Supplied information>
** BEGIN **
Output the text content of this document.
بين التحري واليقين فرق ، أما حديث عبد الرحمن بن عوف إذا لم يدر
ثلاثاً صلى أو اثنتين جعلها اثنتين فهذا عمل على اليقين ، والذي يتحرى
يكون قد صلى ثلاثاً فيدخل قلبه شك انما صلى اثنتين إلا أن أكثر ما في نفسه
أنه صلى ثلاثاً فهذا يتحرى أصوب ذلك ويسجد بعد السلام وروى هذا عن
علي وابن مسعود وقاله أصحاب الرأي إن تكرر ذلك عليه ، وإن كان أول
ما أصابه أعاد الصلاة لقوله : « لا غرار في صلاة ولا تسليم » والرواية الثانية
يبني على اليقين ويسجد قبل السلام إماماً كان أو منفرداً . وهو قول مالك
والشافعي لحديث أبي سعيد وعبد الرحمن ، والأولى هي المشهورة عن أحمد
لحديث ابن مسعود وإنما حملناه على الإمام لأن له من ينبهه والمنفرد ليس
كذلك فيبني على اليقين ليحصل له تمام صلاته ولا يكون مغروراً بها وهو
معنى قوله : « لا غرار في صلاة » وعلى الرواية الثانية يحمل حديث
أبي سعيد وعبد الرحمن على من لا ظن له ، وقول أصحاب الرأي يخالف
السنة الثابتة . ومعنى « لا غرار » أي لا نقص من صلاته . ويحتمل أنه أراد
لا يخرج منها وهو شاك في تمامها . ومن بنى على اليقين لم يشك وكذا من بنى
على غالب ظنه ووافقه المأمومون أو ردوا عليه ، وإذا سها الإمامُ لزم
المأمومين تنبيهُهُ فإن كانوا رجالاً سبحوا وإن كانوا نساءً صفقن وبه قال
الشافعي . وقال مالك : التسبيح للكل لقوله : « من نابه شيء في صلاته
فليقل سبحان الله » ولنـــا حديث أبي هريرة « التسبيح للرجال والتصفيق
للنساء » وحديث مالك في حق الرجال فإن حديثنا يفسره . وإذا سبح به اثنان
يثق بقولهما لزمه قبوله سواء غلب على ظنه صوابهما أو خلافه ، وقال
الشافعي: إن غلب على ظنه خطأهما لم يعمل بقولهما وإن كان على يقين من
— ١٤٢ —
** END **
Prompt> Within the records, how many lines include "صلاته"? The answer is the number and nothing else.

Complete output> 3